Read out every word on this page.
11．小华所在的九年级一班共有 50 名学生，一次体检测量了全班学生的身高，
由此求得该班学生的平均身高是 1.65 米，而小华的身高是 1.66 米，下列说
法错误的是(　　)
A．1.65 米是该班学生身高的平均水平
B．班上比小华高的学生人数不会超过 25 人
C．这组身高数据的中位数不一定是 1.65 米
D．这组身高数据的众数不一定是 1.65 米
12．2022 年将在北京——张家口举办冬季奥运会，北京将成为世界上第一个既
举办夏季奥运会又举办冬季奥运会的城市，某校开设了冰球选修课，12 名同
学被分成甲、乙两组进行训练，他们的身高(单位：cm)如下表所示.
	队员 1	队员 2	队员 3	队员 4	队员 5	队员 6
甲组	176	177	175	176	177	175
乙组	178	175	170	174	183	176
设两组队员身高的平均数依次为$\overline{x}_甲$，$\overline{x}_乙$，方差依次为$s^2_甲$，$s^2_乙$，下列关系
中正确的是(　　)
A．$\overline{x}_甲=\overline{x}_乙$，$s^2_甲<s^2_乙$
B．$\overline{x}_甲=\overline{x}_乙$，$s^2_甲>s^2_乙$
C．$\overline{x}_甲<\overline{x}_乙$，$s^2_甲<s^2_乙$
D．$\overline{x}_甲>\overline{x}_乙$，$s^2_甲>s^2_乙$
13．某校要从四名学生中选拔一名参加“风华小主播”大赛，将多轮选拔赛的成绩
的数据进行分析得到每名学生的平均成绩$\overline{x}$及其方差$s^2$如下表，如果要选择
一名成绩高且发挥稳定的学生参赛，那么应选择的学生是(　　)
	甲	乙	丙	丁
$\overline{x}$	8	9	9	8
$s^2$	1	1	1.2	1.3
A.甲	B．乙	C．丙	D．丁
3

▶ _Short task_:
Scan the listing above for the word "overline" and copy every line that holds it.

▶ _Output below_:
设两组队员身高的平均数依次为$\overline{x}_甲$，$\overline{x}_乙$，方差依次为$s^2_甲$，$s^2_乙$，下列关系
A．$\overline{x}_甲=\overline{x}_乙$，$s^2_甲<s^2_乙$
B．$\overline{x}_甲=\overline{x}_乙$，$s^2_甲>s^2_乙$
C．$\overline{x}_甲<\overline{x}_乙$，$s^2_甲<s^2_乙$
D．$\overline{x}_甲>\overline{x}_乙$，$s^2_甲>s^2_乙$
的数据进行分析得到每名学生的平均成绩$\overline{x}$及其方差$s^2$如下表，如果要选择
$\overline{x}$	8	9	9	8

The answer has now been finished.